From the entries that follow, extract each line holding the string "การอ".

───── TASK INPUT ─────

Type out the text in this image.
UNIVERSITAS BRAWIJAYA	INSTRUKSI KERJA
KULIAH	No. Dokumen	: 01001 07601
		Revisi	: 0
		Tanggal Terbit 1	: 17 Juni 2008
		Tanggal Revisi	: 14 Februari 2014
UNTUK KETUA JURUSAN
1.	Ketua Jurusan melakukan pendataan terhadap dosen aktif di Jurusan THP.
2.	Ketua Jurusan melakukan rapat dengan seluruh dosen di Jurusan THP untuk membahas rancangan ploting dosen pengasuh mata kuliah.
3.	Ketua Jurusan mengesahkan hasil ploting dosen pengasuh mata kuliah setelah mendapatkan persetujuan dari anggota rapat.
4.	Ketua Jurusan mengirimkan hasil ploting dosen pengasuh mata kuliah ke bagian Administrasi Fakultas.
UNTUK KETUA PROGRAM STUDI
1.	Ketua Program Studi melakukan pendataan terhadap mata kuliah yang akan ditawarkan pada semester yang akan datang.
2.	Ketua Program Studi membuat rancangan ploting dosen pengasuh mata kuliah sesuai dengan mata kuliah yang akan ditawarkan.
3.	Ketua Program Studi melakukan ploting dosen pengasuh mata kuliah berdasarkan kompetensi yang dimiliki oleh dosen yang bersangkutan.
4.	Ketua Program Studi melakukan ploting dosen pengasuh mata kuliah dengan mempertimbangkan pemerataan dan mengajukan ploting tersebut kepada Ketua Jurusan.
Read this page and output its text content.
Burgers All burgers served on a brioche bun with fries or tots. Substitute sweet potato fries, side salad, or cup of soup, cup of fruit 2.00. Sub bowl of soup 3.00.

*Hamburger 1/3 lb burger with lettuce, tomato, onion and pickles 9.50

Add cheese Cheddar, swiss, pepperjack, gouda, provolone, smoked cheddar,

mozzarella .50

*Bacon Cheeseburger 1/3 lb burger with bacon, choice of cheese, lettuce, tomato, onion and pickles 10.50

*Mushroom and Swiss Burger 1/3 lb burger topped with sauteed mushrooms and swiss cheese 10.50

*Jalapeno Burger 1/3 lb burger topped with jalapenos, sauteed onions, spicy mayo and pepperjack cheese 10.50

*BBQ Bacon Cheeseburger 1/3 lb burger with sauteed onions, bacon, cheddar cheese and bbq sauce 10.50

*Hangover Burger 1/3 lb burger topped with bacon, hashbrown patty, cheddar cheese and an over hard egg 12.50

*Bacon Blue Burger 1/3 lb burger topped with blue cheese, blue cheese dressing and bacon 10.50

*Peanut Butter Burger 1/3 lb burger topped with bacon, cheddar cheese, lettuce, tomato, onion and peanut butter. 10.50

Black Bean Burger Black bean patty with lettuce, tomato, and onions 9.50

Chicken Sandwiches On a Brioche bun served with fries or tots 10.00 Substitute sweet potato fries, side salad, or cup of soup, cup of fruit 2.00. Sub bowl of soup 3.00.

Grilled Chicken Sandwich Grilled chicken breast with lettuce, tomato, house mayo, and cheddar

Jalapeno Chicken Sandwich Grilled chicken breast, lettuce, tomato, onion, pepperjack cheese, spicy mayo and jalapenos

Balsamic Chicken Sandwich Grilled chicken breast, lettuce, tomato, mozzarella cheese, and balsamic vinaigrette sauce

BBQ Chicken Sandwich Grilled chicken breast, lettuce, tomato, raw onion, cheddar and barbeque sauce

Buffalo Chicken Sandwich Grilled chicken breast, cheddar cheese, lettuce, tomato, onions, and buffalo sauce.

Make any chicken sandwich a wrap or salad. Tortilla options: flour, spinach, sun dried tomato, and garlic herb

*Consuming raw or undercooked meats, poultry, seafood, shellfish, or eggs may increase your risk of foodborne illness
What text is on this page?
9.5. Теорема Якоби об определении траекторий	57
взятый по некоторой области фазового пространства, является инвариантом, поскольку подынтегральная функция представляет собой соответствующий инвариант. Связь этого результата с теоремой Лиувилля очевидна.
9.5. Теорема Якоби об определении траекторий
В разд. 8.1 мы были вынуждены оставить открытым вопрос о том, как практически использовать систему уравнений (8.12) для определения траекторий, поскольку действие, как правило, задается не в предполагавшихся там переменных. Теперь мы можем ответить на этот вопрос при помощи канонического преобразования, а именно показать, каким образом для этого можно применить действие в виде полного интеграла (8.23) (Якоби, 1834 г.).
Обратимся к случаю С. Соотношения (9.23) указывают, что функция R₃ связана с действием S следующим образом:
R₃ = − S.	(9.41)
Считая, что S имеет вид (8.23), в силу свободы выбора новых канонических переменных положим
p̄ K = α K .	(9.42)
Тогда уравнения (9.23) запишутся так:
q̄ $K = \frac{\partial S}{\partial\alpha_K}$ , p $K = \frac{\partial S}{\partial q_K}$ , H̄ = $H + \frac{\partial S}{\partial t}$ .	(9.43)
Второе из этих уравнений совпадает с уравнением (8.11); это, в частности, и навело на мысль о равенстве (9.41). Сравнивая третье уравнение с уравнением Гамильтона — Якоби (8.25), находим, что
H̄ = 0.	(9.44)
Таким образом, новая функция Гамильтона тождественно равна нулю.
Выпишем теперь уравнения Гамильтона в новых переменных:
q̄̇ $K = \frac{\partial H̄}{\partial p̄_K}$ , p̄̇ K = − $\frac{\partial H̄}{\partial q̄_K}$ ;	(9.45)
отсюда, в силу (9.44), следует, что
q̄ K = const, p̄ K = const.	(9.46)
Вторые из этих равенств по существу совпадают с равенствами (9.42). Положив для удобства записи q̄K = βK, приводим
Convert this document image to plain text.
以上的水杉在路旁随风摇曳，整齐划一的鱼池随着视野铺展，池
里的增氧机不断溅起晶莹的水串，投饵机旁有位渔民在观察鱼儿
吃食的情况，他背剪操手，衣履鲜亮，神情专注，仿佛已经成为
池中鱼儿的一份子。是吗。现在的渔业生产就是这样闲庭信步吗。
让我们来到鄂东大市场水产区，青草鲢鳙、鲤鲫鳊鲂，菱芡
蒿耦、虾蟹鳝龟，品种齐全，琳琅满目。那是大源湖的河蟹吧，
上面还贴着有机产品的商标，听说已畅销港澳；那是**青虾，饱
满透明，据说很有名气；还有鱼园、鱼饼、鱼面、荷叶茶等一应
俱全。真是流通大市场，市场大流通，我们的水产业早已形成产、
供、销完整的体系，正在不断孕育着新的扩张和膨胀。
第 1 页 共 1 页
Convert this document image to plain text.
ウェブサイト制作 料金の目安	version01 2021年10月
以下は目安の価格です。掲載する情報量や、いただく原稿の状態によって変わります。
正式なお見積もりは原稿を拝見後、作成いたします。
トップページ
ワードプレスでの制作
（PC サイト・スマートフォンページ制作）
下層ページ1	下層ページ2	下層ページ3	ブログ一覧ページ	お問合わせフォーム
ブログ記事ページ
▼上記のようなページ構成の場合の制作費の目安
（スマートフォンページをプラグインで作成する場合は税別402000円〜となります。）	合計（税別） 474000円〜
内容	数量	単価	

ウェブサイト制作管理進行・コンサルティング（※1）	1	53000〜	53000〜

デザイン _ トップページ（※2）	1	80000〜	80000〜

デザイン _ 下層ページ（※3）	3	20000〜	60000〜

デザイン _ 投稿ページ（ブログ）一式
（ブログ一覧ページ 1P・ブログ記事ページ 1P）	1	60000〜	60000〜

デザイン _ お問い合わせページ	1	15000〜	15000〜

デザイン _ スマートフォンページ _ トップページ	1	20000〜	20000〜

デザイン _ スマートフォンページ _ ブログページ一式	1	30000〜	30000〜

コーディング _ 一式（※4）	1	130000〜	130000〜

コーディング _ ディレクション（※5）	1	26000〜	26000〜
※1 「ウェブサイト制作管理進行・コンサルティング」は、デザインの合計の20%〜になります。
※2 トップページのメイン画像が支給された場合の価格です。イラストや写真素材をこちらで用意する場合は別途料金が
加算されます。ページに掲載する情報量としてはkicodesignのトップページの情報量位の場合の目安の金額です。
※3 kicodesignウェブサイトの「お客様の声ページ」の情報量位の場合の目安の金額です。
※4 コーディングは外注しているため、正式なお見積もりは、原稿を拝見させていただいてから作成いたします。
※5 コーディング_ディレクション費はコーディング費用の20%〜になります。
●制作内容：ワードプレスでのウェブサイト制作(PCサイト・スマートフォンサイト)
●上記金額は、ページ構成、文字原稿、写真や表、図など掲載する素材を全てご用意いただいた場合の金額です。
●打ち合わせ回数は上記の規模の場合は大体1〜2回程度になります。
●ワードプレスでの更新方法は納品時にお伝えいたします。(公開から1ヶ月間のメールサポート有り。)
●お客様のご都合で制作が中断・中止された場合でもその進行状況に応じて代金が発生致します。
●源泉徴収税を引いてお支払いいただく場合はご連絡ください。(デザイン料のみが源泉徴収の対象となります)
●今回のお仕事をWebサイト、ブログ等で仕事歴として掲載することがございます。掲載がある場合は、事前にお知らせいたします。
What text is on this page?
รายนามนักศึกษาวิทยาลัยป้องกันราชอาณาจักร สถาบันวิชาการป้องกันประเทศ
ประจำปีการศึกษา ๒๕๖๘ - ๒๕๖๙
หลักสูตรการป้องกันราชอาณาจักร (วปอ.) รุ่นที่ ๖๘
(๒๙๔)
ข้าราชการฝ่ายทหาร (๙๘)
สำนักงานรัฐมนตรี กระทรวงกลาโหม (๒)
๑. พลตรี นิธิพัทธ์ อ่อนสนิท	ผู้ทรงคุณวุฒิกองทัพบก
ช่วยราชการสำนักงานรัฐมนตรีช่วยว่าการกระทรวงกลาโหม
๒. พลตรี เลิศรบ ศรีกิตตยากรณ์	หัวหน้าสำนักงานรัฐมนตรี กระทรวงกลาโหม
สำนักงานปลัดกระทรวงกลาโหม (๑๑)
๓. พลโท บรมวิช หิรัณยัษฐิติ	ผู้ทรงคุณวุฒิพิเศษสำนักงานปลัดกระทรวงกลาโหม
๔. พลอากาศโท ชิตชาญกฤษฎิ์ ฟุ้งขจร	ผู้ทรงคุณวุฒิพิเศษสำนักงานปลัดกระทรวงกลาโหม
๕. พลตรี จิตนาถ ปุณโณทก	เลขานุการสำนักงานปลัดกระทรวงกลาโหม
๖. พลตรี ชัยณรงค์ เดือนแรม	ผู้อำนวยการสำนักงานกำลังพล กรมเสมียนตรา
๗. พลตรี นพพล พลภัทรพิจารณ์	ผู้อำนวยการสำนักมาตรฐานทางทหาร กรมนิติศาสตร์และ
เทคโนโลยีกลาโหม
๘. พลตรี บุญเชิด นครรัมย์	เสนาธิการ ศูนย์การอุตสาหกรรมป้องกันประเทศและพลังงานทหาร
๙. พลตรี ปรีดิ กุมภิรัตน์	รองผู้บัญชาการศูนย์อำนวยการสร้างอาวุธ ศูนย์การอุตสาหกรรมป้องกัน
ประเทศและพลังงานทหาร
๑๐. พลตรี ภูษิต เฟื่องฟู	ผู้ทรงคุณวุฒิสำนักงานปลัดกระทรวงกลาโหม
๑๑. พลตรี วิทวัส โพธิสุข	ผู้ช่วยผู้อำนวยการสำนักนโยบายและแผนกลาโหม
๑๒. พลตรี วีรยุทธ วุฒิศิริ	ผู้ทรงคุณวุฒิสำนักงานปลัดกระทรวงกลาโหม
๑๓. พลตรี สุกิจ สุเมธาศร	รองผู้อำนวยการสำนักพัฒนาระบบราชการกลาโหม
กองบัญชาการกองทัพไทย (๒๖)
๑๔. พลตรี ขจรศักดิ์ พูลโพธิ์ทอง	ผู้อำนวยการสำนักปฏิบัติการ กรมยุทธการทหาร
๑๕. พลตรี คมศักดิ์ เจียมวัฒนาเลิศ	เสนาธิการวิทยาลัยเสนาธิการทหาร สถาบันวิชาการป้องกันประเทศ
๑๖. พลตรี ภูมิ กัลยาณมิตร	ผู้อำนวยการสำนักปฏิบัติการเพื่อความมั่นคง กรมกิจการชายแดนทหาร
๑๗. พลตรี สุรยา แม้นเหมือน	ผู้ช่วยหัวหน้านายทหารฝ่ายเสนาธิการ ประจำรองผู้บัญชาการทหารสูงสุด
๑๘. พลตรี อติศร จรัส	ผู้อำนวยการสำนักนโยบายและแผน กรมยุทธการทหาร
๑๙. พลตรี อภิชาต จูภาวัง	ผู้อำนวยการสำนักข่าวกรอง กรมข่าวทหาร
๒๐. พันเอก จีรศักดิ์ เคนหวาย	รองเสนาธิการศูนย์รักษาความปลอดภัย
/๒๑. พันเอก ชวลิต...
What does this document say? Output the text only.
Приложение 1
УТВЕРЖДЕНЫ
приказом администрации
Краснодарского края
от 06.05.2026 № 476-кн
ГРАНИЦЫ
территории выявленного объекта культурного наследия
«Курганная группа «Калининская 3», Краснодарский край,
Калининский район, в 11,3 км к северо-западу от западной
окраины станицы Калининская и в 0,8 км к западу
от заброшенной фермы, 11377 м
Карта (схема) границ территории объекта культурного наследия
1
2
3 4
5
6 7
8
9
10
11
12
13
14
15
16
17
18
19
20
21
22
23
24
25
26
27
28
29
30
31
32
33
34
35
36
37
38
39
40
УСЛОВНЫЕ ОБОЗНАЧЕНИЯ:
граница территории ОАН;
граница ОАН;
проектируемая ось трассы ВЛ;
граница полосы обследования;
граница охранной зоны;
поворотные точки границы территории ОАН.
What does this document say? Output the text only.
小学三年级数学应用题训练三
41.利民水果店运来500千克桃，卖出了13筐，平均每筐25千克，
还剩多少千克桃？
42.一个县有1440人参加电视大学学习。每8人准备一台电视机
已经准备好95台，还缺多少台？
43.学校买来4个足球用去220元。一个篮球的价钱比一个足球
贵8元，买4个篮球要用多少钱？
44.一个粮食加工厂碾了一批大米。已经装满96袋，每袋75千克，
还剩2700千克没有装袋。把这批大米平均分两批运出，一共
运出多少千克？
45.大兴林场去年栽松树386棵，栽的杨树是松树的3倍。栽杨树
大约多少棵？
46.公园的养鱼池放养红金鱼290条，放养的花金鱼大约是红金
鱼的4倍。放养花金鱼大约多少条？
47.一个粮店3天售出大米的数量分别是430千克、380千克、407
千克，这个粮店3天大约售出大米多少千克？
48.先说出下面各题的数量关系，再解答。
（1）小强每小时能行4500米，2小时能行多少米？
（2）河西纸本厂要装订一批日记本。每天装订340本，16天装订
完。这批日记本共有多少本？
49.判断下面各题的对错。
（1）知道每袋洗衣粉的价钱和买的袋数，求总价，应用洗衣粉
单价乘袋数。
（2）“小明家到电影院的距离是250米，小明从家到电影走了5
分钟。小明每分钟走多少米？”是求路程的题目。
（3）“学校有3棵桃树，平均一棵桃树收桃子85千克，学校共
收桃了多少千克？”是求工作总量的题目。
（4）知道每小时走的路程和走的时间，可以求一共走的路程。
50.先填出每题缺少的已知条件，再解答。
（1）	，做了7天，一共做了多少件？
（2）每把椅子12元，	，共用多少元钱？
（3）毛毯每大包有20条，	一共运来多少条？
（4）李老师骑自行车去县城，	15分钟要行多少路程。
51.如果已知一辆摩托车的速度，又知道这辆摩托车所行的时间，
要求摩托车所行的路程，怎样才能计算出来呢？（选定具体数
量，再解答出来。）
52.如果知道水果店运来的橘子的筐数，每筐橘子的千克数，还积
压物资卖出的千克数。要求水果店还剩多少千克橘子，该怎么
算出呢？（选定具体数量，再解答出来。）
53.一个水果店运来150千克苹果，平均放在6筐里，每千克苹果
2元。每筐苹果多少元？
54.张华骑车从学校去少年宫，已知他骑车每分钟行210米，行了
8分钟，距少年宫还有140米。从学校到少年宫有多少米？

─────

EXERCISE ANSWER –
๘. พลตรี บุญเชิด นครรัมย์	เสนาธิการ ศูนย์การอุตสาหกรรมป้องกันประเทศและพลังงานทหาร
๙. พลตรี ปรีดิ กุมภิรัตน์	รองผู้บัญชาการศูนย์อำนวยการสร้างอาวุธ ศูนย์การอุตสาหกรรมป้องกัน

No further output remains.